== Your task ==
Repeat the listing below in full, exactly as it stands.

Figure data in JSON
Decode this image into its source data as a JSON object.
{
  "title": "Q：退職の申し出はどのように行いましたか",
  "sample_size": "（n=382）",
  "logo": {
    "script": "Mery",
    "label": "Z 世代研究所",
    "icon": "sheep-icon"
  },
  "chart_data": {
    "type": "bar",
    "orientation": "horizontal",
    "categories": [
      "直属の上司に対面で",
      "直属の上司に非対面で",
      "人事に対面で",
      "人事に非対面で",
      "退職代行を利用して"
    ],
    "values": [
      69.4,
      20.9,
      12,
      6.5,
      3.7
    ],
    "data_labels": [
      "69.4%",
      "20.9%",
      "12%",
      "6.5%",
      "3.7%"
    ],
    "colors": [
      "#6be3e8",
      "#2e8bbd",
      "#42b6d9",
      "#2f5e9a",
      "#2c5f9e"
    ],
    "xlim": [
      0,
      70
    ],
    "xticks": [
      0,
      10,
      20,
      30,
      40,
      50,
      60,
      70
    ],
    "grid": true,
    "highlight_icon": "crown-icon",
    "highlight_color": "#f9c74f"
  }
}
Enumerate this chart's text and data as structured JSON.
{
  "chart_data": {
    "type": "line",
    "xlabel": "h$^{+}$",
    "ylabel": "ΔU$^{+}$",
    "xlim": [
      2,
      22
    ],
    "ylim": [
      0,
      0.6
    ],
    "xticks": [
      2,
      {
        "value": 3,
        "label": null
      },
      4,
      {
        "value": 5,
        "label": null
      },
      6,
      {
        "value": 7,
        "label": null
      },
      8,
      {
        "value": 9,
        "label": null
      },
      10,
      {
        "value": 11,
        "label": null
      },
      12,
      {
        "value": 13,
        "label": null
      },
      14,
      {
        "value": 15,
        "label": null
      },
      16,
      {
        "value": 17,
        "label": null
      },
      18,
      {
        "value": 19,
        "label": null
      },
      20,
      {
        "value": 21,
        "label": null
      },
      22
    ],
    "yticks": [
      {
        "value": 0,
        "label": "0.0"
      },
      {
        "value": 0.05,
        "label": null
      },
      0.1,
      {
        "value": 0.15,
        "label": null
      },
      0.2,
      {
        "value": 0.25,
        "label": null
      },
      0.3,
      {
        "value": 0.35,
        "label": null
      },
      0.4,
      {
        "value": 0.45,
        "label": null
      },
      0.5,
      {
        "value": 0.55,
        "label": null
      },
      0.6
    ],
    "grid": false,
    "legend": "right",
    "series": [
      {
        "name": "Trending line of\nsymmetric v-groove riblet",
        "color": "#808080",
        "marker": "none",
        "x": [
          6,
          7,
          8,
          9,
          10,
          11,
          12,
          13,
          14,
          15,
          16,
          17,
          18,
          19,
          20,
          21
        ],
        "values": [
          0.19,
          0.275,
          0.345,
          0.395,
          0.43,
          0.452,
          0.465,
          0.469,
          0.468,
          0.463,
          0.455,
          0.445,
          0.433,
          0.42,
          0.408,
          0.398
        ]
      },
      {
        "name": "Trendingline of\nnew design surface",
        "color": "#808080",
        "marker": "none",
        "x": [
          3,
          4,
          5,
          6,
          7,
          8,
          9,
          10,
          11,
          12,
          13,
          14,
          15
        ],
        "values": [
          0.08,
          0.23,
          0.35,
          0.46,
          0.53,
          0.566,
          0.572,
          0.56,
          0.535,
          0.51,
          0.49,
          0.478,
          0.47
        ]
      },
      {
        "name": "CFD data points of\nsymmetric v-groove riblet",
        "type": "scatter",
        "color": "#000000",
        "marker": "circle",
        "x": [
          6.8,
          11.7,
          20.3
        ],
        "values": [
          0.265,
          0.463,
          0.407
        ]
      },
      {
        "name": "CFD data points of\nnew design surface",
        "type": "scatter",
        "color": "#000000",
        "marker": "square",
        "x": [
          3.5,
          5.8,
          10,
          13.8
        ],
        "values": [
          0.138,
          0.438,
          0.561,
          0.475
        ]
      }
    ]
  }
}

== Response to the exercise ==
Decode this image into its source data as a JSON object.
{
  "title": "Q：退職の申し出はどのように行いましたか",
  "sample_size": "（n=382）",
  "logo": {
    "script": "Mery",
    "label": "Z 世代研究所",
    "icon": "sheep-icon"
  },
  "chart_data": {
    "type": "bar",
    "orientation": "horizontal",
    "categories": [
      "直属の上司に対面で",
      "直属の上司に非対面で",
      "人事に対面で",
      "人事に非対面で",
      "退職代行を利用して"
    ],
    "values": [
      69.4,
      20.9,
      12,
      6.5,
      3.7
    ],
    "data_labels": [
      "69.4%",
      "20.9%",
      "12%",
      "6.5%",
      "3.7%"
    ],
    "colors": [
      "#6be3e8",
      "#2e8bbd",
      "#42b6d9",
      "#2f5e9a",
      "#2c5f9e"
    ],
    "xlim": [
      0,
      70
    ],
    "xticks": [
      0,
      10,
      20,
      30,
      40,
      50,
      60,
      70
    ],
    "grid": true,
    "highlight_icon": "crown-icon",
    "highlight_color": "#f9c74f"
  }
}
Enumerate this chart's text and data as structured JSON.
{
  "chart_data": {
    "type": "line",
    "xlabel": "h$^{+}$",
    "ylabel": "ΔU$^{+}$",
    "xlim": [
      2,
      22
    ],
    "ylim": [
      0,
      0.6
    ],
    "xticks": [
      2,
      {
        "value": 3,
        "label": null
      },
      4,
      {
        "value": 5,
        "label": null
      },
      6,
      {
        "value": 7,
        "label": null
      },
      8,
      {
        "value": 9,
        "label": null
      },
      10,
      {
        "value": 11,
        "label": null
      },
      12,
      {
        "value": 13,
        "label": null
      },
      14,
      {
        "value": 15,
        "label": null
      },
      16,
      {
        "value": 17,
        "label": null
      },
      18,
      {
        "value": 19,
        "label": null
      },
      20,
      {
        "value": 21,
        "label": null
      },
      22
    ],
    "yticks": [
      {
        "value": 0,
        "label": "0.0"
      },
      {
        "value": 0.05,
        "label": null
      },
      0.1,
      {
        "value": 0.15,
        "label": null
      },
      0.2,
      {
        "value": 0.25,
        "label": null
      },
      0.3,
      {
        "value": 0.35,
        "label": null
      },
      0.4,
      {
        "value": 0.45,
        "label": null
      },
      0.5,
      {
        "value": 0.55,
        "label": null
      },
      0.6
    ],
    "grid": false,
    "legend": "right",
    "series": [
      {
        "name": "Trending line of\nsymmetric v-groove riblet",
        "color": "#808080",
        "marker": "none",
        "x": [
          6,
          7,
          8,
          9,
          10,
          11,
          12,
          13,
          14,
          15,
          16,
          17,
          18,
          19,
          20,
          21
        ],
        "values": [
          0.19,
          0.275,
          0.345,
          0.395,
          0.43,
          0.452,
          0.465,
          0.469,
          0.468,
          0.463,
          0.455,
          0.445,
          0.433,
          0.42,
          0.408,
          0.398
        ]
      },
      {
        "name": "Trendingline of\nnew design surface",
        "color": "#808080",
        "marker": "none",
        "x": [
          3,
          4,
          5,
          6,
          7,
          8,
          9,
          10,
          11,
          12,
          13,
          14,
          15
        ],
        "values": [
          0.08,
          0.23,
          0.35,
          0.46,
          0.53,
          0.566,
          0.572,
          0.56,
          0.535,
          0.51,
          0.49,
          0.478,
          0.47
        ]
      },
      {
        "name": "CFD data points of\nsymmetric v-groove riblet",
        "type": "scatter",
        "color": "#000000",
        "marker": "circle",
        "x": [
          6.8,
          11.7,
          20.3
        ],
        "values": [
          0.265,
          0.463,
          0.407
        ]
      },
      {
        "name": "CFD data points of\nnew design surface",
        "type": "scatter",
        "color": "#000000",
        "marker": "square",
        "x": [
          3.5,
          5.8,
          10,
          13.8
        ],
        "values": [
          0.138,
          0.438,
          0.561,
          0.475
        ]
      }
    ]
  }
}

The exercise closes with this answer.